_STATED EXERCISE_
Reproduce every line from the start of the records down to the one containing "tool-button[interactable]: 多股 <box>1538", with both ends included.

_ENTRIES_

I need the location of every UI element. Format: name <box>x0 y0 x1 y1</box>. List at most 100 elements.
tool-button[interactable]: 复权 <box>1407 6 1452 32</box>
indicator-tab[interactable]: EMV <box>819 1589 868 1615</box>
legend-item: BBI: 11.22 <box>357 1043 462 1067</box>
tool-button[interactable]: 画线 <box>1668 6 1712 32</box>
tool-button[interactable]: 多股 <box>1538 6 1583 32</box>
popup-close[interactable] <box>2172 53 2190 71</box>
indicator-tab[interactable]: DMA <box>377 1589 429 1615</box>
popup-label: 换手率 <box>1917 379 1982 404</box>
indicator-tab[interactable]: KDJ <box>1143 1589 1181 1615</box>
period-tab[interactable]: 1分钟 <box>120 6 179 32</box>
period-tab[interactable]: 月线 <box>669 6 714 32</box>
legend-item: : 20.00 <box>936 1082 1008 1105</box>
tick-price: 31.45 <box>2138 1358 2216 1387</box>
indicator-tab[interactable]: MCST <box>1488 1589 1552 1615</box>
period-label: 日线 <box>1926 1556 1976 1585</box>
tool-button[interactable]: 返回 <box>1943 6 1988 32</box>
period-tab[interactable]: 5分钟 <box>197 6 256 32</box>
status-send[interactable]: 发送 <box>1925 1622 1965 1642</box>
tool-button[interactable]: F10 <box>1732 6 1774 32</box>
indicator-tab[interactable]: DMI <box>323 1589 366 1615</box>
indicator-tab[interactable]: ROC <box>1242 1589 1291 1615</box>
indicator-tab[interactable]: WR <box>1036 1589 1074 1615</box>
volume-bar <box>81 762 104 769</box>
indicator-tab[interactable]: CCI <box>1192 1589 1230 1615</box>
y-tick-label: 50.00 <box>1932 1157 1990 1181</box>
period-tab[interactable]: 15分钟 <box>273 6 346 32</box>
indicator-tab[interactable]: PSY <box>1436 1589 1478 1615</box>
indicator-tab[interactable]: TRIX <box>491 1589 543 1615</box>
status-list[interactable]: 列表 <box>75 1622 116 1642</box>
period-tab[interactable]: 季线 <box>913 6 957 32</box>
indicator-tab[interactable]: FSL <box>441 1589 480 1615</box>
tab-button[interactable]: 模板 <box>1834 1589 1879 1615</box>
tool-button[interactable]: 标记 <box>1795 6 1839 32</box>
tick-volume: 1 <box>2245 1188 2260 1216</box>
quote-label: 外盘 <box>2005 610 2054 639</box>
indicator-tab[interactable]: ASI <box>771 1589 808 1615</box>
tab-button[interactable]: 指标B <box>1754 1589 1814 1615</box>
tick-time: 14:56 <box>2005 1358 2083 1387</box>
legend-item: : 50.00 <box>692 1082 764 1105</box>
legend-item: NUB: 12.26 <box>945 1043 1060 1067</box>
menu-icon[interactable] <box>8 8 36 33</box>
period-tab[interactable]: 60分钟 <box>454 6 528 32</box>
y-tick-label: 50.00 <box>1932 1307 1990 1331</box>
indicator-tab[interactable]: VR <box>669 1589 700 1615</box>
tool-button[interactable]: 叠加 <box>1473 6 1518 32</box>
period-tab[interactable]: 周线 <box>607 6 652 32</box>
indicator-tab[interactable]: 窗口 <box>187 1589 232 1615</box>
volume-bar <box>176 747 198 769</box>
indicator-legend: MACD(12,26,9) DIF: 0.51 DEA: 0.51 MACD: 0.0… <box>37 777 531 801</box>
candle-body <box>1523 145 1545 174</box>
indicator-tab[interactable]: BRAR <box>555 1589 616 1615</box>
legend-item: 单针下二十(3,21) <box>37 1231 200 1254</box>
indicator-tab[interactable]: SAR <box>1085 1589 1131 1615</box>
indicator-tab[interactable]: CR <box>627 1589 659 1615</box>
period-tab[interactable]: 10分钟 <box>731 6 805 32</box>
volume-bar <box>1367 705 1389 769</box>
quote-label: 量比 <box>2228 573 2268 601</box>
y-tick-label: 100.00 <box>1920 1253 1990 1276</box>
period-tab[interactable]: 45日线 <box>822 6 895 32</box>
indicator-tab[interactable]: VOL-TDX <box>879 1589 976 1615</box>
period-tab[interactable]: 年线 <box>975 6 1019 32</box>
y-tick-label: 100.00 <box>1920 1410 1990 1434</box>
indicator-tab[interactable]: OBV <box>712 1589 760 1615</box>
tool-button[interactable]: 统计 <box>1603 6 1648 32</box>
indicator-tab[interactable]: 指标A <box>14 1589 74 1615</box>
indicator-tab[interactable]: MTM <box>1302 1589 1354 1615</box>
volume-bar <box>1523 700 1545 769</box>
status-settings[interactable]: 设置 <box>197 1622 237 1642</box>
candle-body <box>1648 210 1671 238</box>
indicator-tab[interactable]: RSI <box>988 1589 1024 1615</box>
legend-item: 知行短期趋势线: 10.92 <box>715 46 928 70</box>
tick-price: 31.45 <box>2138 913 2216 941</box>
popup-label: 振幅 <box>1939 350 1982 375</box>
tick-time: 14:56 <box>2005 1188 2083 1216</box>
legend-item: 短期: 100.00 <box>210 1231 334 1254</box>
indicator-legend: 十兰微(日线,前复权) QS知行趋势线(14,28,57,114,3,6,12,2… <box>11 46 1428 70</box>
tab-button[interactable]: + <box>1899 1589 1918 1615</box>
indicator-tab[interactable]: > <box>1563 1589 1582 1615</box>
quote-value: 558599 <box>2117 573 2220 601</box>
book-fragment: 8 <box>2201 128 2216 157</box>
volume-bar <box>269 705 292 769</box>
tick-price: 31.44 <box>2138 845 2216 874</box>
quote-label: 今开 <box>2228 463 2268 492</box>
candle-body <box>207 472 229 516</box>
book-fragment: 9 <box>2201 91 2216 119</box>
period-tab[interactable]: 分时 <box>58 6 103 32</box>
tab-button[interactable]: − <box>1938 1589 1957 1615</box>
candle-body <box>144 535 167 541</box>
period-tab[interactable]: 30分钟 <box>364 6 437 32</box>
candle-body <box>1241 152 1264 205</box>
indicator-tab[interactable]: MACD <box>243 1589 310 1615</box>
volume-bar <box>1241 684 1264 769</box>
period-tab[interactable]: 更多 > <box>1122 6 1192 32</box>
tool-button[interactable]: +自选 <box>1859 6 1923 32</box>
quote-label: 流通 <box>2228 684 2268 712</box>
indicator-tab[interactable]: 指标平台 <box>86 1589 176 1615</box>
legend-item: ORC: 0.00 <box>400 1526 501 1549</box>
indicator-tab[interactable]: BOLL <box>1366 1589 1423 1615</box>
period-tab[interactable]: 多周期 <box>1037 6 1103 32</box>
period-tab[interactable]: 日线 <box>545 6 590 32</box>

_WRITTEN REPLY_
I need the location of every UI element. Format: name <box>x0 y0 x1 y1</box>. List at most 100 elements.
tool-button[interactable]: 复权 <box>1407 6 1452 32</box>
indicator-tab[interactable]: EMV <box>819 1589 868 1615</box>
legend-item: BBI: 11.22 <box>357 1043 462 1067</box>
tool-button[interactable]: 画线 <box>1668 6 1712 32</box>
tool-button[interactable]: 多股 <box>1538 6 1583 32</box>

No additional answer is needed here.